[Exercise directions] Reproduce the listing below without changes, except that pictures are left out.

--- Begin The input ---

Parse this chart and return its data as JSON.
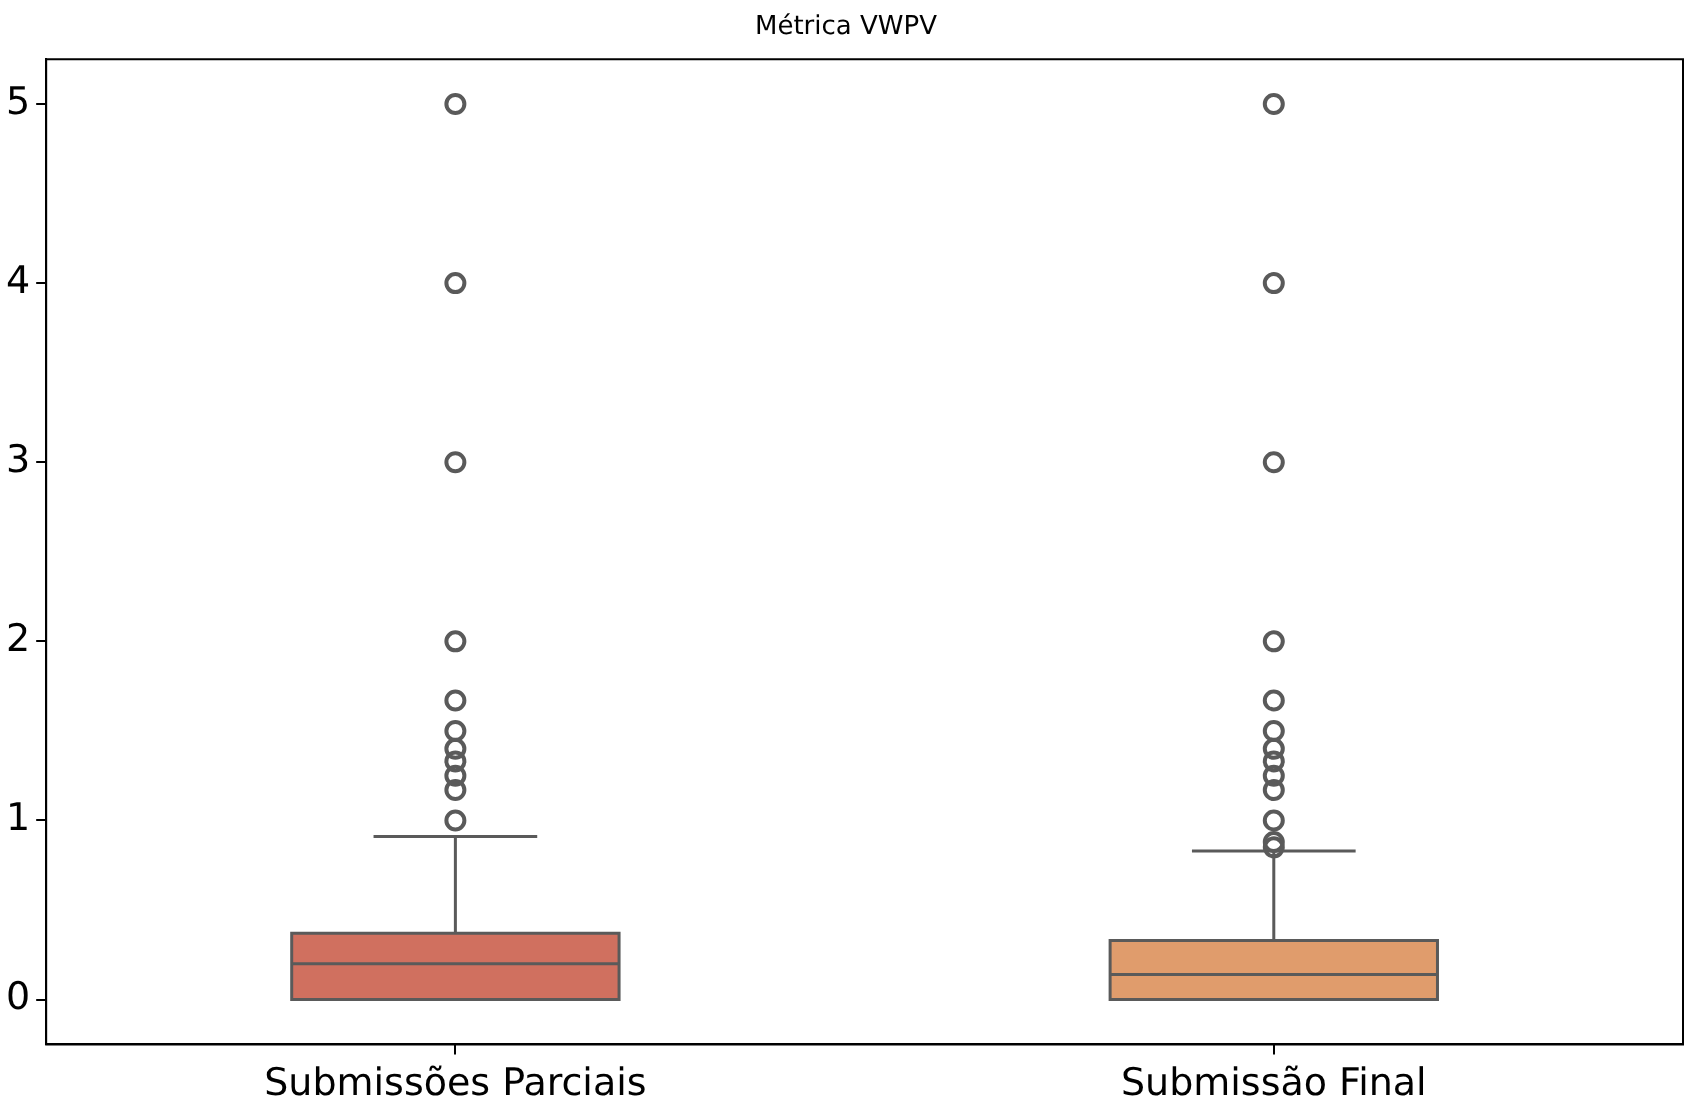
{
  "chart_data": {
    "type": "box",
    "title": "Métrica VWPV",
    "categories": [
      "Submissões Parciais",
      "Submissão Final"
    ],
    "colors": [
      "#d0705f",
      "#e09c6c"
    ],
    "boxes": [
      {
        "low": 0,
        "q1": 0,
        "median": 0.2,
        "q3": 0.37,
        "high": 0.91,
        "outliers": [
          1,
          1.17,
          1.25,
          1.33,
          1.4,
          1.5,
          1.67,
          2,
          3,
          4,
          5
        ]
      },
      {
        "low": 0,
        "q1": 0,
        "median": 0.14,
        "q3": 0.33,
        "high": 0.83,
        "outliers": [
          0.85,
          0.88,
          1,
          1.17,
          1.25,
          1.33,
          1.4,
          1.5,
          1.67,
          2,
          3,
          4,
          5
        ]
      }
    ],
    "ylim": [
      -0.25,
      5.25
    ],
    "yticks": [
      0,
      1,
      2,
      3,
      4,
      5
    ],
    "grid": false,
    "legend": false
  }
}
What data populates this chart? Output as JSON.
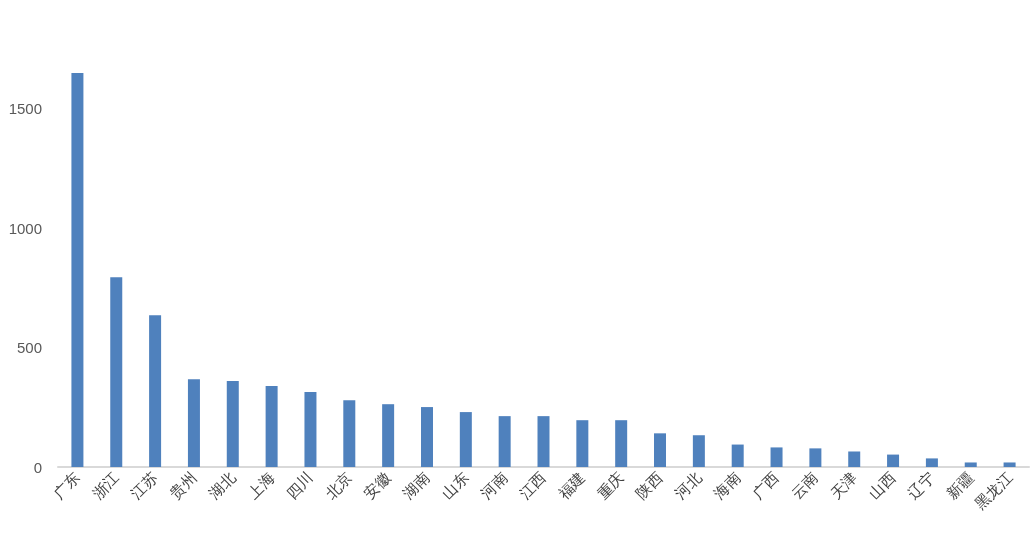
{
  "chart_data": {
    "type": "bar",
    "categories": [
      "广东",
      "浙江",
      "江苏",
      "贵州",
      "湖北",
      "上海",
      "四川",
      "北京",
      "安徽",
      "湖南",
      "山东",
      "河南",
      "江西",
      "福建",
      "重庆",
      "陕西",
      "河北",
      "海南",
      "广西",
      "云南",
      "天津",
      "山西",
      "辽宁",
      "新疆",
      "黑龙江"
    ],
    "values": [
      1650,
      795,
      636,
      368,
      360,
      339,
      314,
      280,
      263,
      251,
      230,
      213,
      213,
      196,
      196,
      141,
      133,
      94,
      82,
      78,
      65,
      52,
      36,
      19,
      19
    ],
    "color": "#4f81bd",
    "ylim": [
      0,
      1650
    ],
    "yticks": [
      0,
      500,
      1000,
      1500
    ]
  }
}
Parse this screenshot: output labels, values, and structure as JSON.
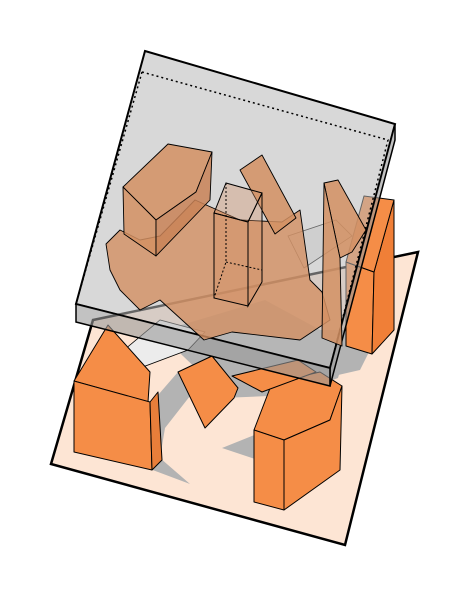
{
  "diagram": {
    "kind": "axonometric-building-massing",
    "palette": {
      "background": "#ffffff",
      "site_plane": "#fde5d4",
      "building": "#f58d47",
      "building_translucent": "#d9a07d",
      "shadow": "#b3b3b3",
      "light_face": "#e9e9e9",
      "glass_plane": "#cccccc",
      "outline": "#000000"
    },
    "layers": [
      {
        "name": "site-ground-plane",
        "icon": "parallelogram"
      },
      {
        "name": "shadow-layer",
        "icon": "polygon"
      },
      {
        "name": "building-masses",
        "icon": "extruded-prism"
      },
      {
        "name": "translucent-roof-plane",
        "icon": "slab"
      }
    ]
  }
}
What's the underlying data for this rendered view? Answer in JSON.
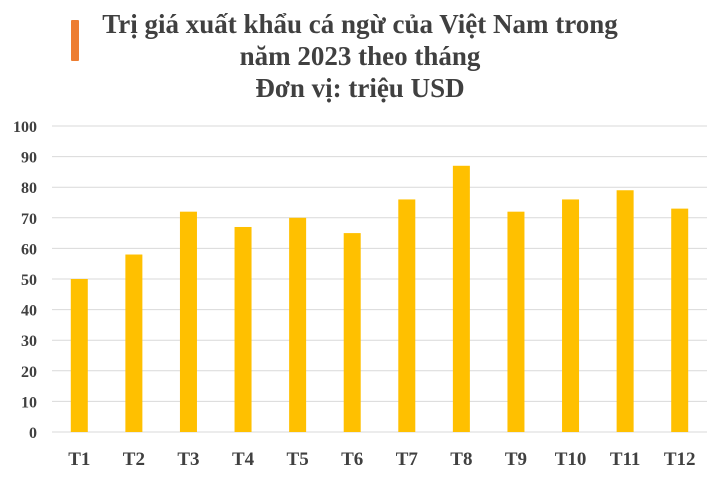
{
  "title": {
    "line1": "Trị giá xuất khẩu cá ngừ của Việt Nam trong",
    "line2": "năm 2023 theo tháng",
    "line3": "Đơn vị: triệu USD"
  },
  "colors": {
    "bar": "#FFC000",
    "accent": "#ED7D31",
    "grid": "#D9D9D9",
    "text": "#404040"
  },
  "chart_data": {
    "type": "bar",
    "title": "Trị giá xuất khẩu cá ngừ của Việt Nam trong năm 2023 theo tháng",
    "subtitle": "Đơn vị: triệu USD",
    "categories": [
      "T1",
      "T2",
      "T3",
      "T4",
      "T5",
      "T6",
      "T7",
      "T8",
      "T9",
      "T10",
      "T11",
      "T12"
    ],
    "values": [
      50,
      58,
      72,
      67,
      70,
      65,
      76,
      87,
      72,
      76,
      79,
      73
    ],
    "ylim": [
      0,
      100
    ],
    "yticks": [
      0,
      10,
      20,
      30,
      40,
      50,
      60,
      70,
      80,
      90,
      100
    ],
    "grid": true,
    "legend": "none"
  }
}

--- End The input ---

[Answer to the task]
Parse this chart and return its data as JSON.
{
  "chart_data": {
    "type": "box",
    "title": "Métrica VWPV",
    "categories": [
      "Submissões Parciais",
      "Submissão Final"
    ],
    "colors": [
      "#d0705f",
      "#e09c6c"
    ],
    "boxes": [
      {
        "low": 0,
        "q1": 0,
        "median": 0.2,
        "q3": 0.37,
        "high": 0.91,
        "outliers": [
          1,
          1.17,
          1.25,
          1.33,
          1.4,
          1.5,
          1.67,
          2,
          3,
          4,
          5
        ]
      },
      {
        "low": 0,
        "q1": 0,
        "median": 0.14,
        "q3": 0.33,
        "high": 0.83,
        "outliers": [
          0.85,
          0.88,
          1,
          1.17,
          1.25,
          1.33,
          1.4,
          1.5,
          1.67,
          2,
          3,
          4,
          5
        ]
      }
    ],
    "ylim": [
      -0.25,
      5.25
    ],
    "yticks": [
      0,
      1,
      2,
      3,
      4,
      5
    ],
    "grid": false,
    "legend": false
  }
}
What data populates this chart? Output as JSON.
{
  "chart_data": {
    "type": "bar",
    "categories": [
      "广东",
      "浙江",
      "江苏",
      "贵州",
      "湖北",
      "上海",
      "四川",
      "北京",
      "安徽",
      "湖南",
      "山东",
      "河南",
      "江西",
      "福建",
      "重庆",
      "陕西",
      "河北",
      "海南",
      "广西",
      "云南",
      "天津",
      "山西",
      "辽宁",
      "新疆",
      "黑龙江"
    ],
    "values": [
      1650,
      795,
      636,
      368,
      360,
      339,
      314,
      280,
      263,
      251,
      230,
      213,
      213,
      196,
      196,
      141,
      133,
      94,
      82,
      78,
      65,
      52,
      36,
      19,
      19
    ],
    "color": "#4f81bd",
    "ylim": [
      0,
      1650
    ],
    "yticks": [
      0,
      500,
      1000,
      1500
    ]
  }
}
Parse this screenshot: output labels, values, and structure as JSON.
{
  "diagram": {
    "kind": "axonometric-building-massing",
    "palette": {
      "background": "#ffffff",
      "site_plane": "#fde5d4",
      "building": "#f58d47",
      "building_translucent": "#d9a07d",
      "shadow": "#b3b3b3",
      "light_face": "#e9e9e9",
      "glass_plane": "#cccccc",
      "outline": "#000000"
    },
    "layers": [
      {
        "name": "site-ground-plane",
        "icon": "parallelogram"
      },
      {
        "name": "shadow-layer",
        "icon": "polygon"
      },
      {
        "name": "building-masses",
        "icon": "extruded-prism"
      },
      {
        "name": "translucent-roof-plane",
        "icon": "slab"
      }
    ]
  }
}
What's the underlying data for this rendered view? Answer in JSON.
{
  "title": {
    "line1": "Trị giá xuất khẩu cá ngừ của Việt Nam trong",
    "line2": "năm 2023 theo tháng",
    "line3": "Đơn vị: triệu USD"
  },
  "colors": {
    "bar": "#FFC000",
    "accent": "#ED7D31",
    "grid": "#D9D9D9",
    "text": "#404040"
  },
  "chart_data": {
    "type": "bar",
    "title": "Trị giá xuất khẩu cá ngừ của Việt Nam trong năm 2023 theo tháng",
    "subtitle": "Đơn vị: triệu USD",
    "categories": [
      "T1",
      "T2",
      "T3",
      "T4",
      "T5",
      "T6",
      "T7",
      "T8",
      "T9",
      "T10",
      "T11",
      "T12"
    ],
    "values": [
      50,
      58,
      72,
      67,
      70,
      65,
      76,
      87,
      72,
      76,
      79,
      73
    ],
    "ylim": [
      0,
      100
    ],
    "yticks": [
      0,
      10,
      20,
      30,
      40,
      50,
      60,
      70,
      80,
      90,
      100
    ],
    "grid": true,
    "legend": "none"
  }
}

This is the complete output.